Entries with figure data
>> START

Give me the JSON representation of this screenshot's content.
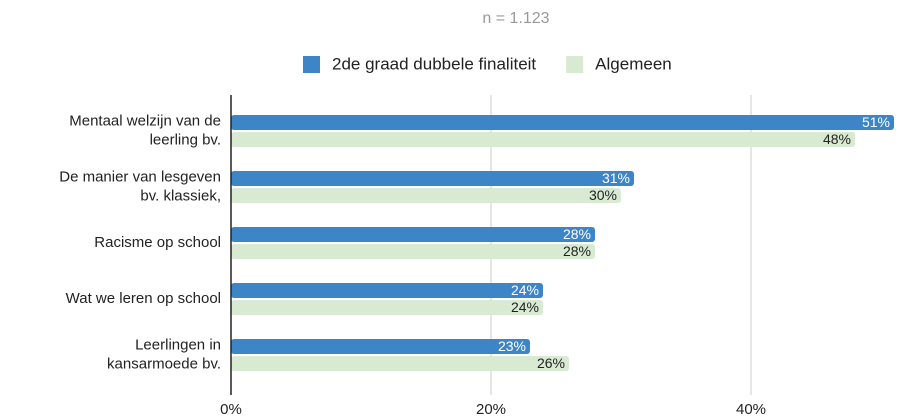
{
  "chart_data": {
    "type": "hbar",
    "subtitle": "n = 1.123",
    "categories": [
      "Mentaal welzijn van de\nleerling bv.",
      "De manier van lesgeven\nbv. klassiek,",
      "Racisme op school",
      "Wat we leren op school",
      "Leerlingen in\nkansarmoede bv."
    ],
    "series": [
      {
        "name": "2de graad dubbele finaliteit",
        "color": "#3d85c6",
        "label_color": "#ffffff",
        "values": [
          51,
          31,
          28,
          24,
          23
        ],
        "value_labels": [
          "51%",
          "31%",
          "28%",
          "24%",
          "23%"
        ]
      },
      {
        "name": "Algemeen",
        "color": "#d9ead3",
        "label_color": "#222222",
        "values": [
          48,
          30,
          28,
          24,
          26
        ],
        "value_labels": [
          "48%",
          "30%",
          "28%",
          "24%",
          "26%"
        ]
      }
    ],
    "xlim": [
      0,
      52
    ],
    "xticks": [
      {
        "value": 0,
        "label": "0%"
      },
      {
        "value": 20,
        "label": "20%"
      },
      {
        "value": 40,
        "label": "40%"
      }
    ],
    "grid": true,
    "legend": "top"
  }
}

>> END

* Exercise task *
Leave out the pictures, and give all the records again exactly.

* Output below *
Give me the JSON representation of this screenshot's content.
{
  "chart_data": {
    "type": "hbar",
    "subtitle": "n = 1.123",
    "categories": [
      "Mentaal welzijn van de\nleerling bv.",
      "De manier van lesgeven\nbv. klassiek,",
      "Racisme op school",
      "Wat we leren op school",
      "Leerlingen in\nkansarmoede bv."
    ],
    "series": [
      {
        "name": "2de graad dubbele finaliteit",
        "color": "#3d85c6",
        "label_color": "#ffffff",
        "values": [
          51,
          31,
          28,
          24,
          23
        ],
        "value_labels": [
          "51%",
          "31%",
          "28%",
          "24%",
          "23%"
        ]
      },
      {
        "name": "Algemeen",
        "color": "#d9ead3",
        "label_color": "#222222",
        "values": [
          48,
          30,
          28,
          24,
          26
        ],
        "value_labels": [
          "48%",
          "30%",
          "28%",
          "24%",
          "26%"
        ]
      }
    ],
    "xlim": [
      0,
      52
    ],
    "xticks": [
      {
        "value": 0,
        "label": "0%"
      },
      {
        "value": 20,
        "label": "20%"
      },
      {
        "value": 40,
        "label": "40%"
      }
    ],
    "grid": true,
    "legend": "top"
  }
}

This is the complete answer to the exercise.